===== Supplied records

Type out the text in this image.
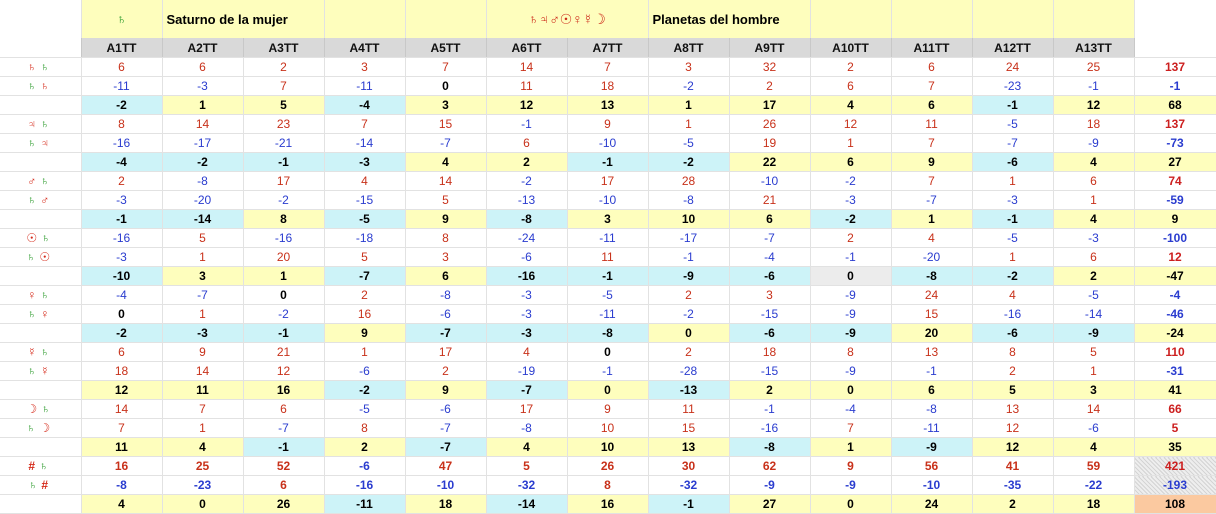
	♄	Saturno de la mujer				♄♃♂☉♀☿☽		Planetas del hombre						
	A1TT	A2TT	A3TT	A4TT	A5TT	A6TT	A7TT	A8TT	A9TT	A10TT	A11TT	A12TT	A13TT	
♄♄	6	6	2	3	7	14	7	3	32	2	6	24	25	137
♄♄	-11	-3	7	-11	0	11	18	-2	2	6	7	-23	-1	-1
	-2	1	5	-4	3	12	13	1	17	4	6	-1	12	68
♃♄	8	14	23	7	15	-1	9	1	26	12	11	-5	18	137
♄♃	-16	-17	-21	-14	-7	6	-10	-5	19	1	7	-7	-9	-73
	-4	-2	-1	-3	4	2	-1	-2	22	6	9	-6	4	27
♂♄	2	-8	17	4	14	-2	17	28	-10	-2	7	1	6	74
♄♂	-3	-20	-2	-15	5	-13	-10	-8	21	-3	-7	-3	1	-59
	-1	-14	8	-5	9	-8	3	10	6	-2	1	-1	4	9
☉♄	-16	5	-16	-18	8	-24	-11	-17	-7	2	4	-5	-3	-100
♄☉	-3	1	20	5	3	-6	11	-1	-4	-1	-20	1	6	12
	-10	3	1	-7	6	-16	-1	-9	-6	0	-8	-2	2	-47
♀♄	-4	-7	0	2	-8	-3	-5	2	3	-9	24	4	-5	-4
♄♀	0	1	-2	16	-6	-3	-11	-2	-15	-9	15	-16	-14	-46
	-2	-3	-1	9	-7	-3	-8	0	-6	-9	20	-6	-9	-24
☿♄	6	9	21	1	17	4	0	2	18	8	13	8	5	110
♄☿	18	14	12	-6	2	-19	-1	-28	-15	-9	-1	2	1	-31
	12	11	16	-2	9	-7	0	-13	2	0	6	5	3	41
☽♄	14	7	6	-5	-6	17	9	11	-1	-4	-8	13	14	66
♄☽	7	1	-7	8	-7	-8	10	15	-16	7	-11	12	-6	5
	11	4	-1	2	-7	4	10	13	-8	1	-9	12	4	35
#♄	16	25	52	-6	47	5	26	30	62	9	56	41	59	421
♄#	-8	-23	6	-16	-10	-32	8	-32	-9	-9	-10	-35	-22	-193
	4	0	26	-11	18	-14	16	-1	27	0	24	2	18	108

==========

**What is expected:**
Repeat the records above exactly, omitting every picture.

**Correct answer:**
Type out the text in this image.
	♄	Saturno de la mujer				♄♃♂☉♀☿☽		Planetas del hombre						
	A1TT	A2TT	A3TT	A4TT	A5TT	A6TT	A7TT	A8TT	A9TT	A10TT	A11TT	A12TT	A13TT	
♄♄	6	6	2	3	7	14	7	3	32	2	6	24	25	137
♄♄	-11	-3	7	-11	0	11	18	-2	2	6	7	-23	-1	-1
	-2	1	5	-4	3	12	13	1	17	4	6	-1	12	68
♃♄	8	14	23	7	15	-1	9	1	26	12	11	-5	18	137
♄♃	-16	-17	-21	-14	-7	6	-10	-5	19	1	7	-7	-9	-73
	-4	-2	-1	-3	4	2	-1	-2	22	6	9	-6	4	27
♂♄	2	-8	17	4	14	-2	17	28	-10	-2	7	1	6	74
♄♂	-3	-20	-2	-15	5	-13	-10	-8	21	-3	-7	-3	1	-59
	-1	-14	8	-5	9	-8	3	10	6	-2	1	-1	4	9
☉♄	-16	5	-16	-18	8	-24	-11	-17	-7	2	4	-5	-3	-100
♄☉	-3	1	20	5	3	-6	11	-1	-4	-1	-20	1	6	12
	-10	3	1	-7	6	-16	-1	-9	-6	0	-8	-2	2	-47
♀♄	-4	-7	0	2	-8	-3	-5	2	3	-9	24	4	-5	-4
♄♀	0	1	-2	16	-6	-3	-11	-2	-15	-9	15	-16	-14	-46
	-2	-3	-1	9	-7	-3	-8	0	-6	-9	20	-6	-9	-24
☿♄	6	9	21	1	17	4	0	2	18	8	13	8	5	110
♄☿	18	14	12	-6	2	-19	-1	-28	-15	-9	-1	2	1	-31
	12	11	16	-2	9	-7	0	-13	2	0	6	5	3	41
☽♄	14	7	6	-5	-6	17	9	11	-1	-4	-8	13	14	66
♄☽	7	1	-7	8	-7	-8	10	15	-16	7	-11	12	-6	5
	11	4	-1	2	-7	4	10	13	-8	1	-9	12	4	35
#♄	16	25	52	-6	47	5	26	30	62	9	56	41	59	421
♄#	-8	-23	6	-16	-10	-32	8	-32	-9	-9	-10	-35	-22	-193
	4	0	26	-11	18	-14	16	-1	27	0	24	2	18	108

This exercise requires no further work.